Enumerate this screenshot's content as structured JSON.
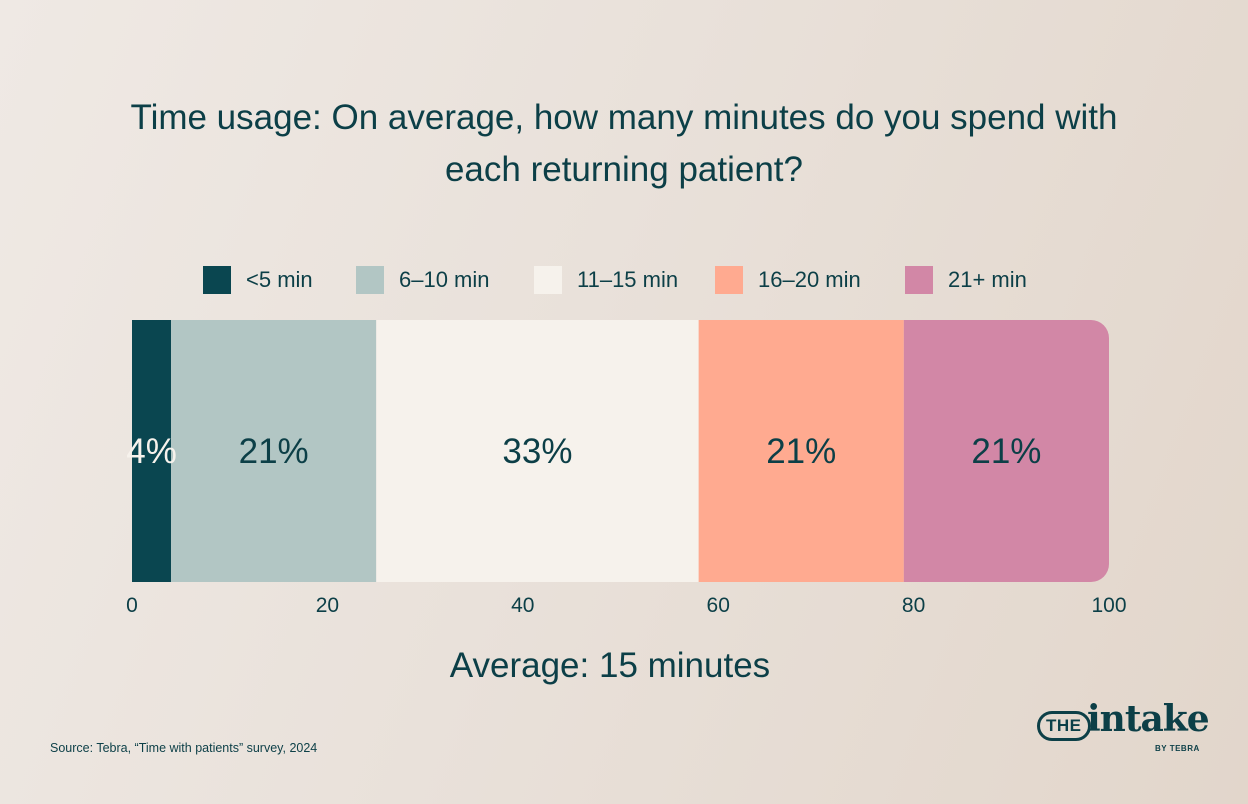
{
  "chart_data": {
    "type": "bar",
    "orientation": "horizontal-stacked",
    "title": "Time usage: On average, how many minutes do you spend with each returning patient?",
    "categories": [
      "<5 min",
      "6–10 min",
      "11–15 min",
      "16–20 min",
      "21+ min"
    ],
    "values": [
      4,
      21,
      33,
      21,
      21
    ],
    "labels": [
      "4%",
      "21%",
      "33%",
      "21%",
      "21%"
    ],
    "colors": [
      "#0a4650",
      "#b2c6c4",
      "#f6f2ec",
      "#ffaa90",
      "#d287a6"
    ],
    "label_colors": [
      "#f6f2ec",
      "#0c3f47",
      "#0c3f47",
      "#0c3f47",
      "#0c3f47"
    ],
    "xlim": [
      0,
      100
    ],
    "xticks": [
      0,
      20,
      40,
      60,
      80,
      100
    ],
    "grid": false,
    "legend_position": "top"
  },
  "average_label": "Average: 15 minutes",
  "source": "Source: Tebra, “Time with patients” survey, 2024",
  "logo": {
    "the": "THE",
    "word": "intake",
    "byline": "BY TEBRA"
  }
}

-*-

- Task description -
Show every line from the entries that includes the word "Time".

- Response area -
    "title": "Time usage: On average, how many minutes do you spend with each returning patient?",
  "source": "Source: Tebra, “Time with patients” survey, 2024",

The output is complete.